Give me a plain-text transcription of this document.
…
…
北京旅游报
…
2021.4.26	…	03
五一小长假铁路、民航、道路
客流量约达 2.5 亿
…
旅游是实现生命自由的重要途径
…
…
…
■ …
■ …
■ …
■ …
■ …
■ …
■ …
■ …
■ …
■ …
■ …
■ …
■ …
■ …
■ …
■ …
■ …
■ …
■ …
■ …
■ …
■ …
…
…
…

TASK DETAILS: Repeat the listing exactly, from its first line to its last.

TASK OUTPUT:
Give me a plain-text transcription of this document.
…
…
北京旅游报
…
2021.4.26	…	03
五一小长假铁路、民航、道路
客流量约达 2.5 亿
…
旅游是实现生命自由的重要途径
…
…
…
■ …
■ …
■ …
■ …
■ …
■ …
■ …
■ …
■ …
■ …
■ …
■ …
■ …
■ …
■ …
■ …
■ …
■ …
■ …
■ …
■ …
■ …
…
…
…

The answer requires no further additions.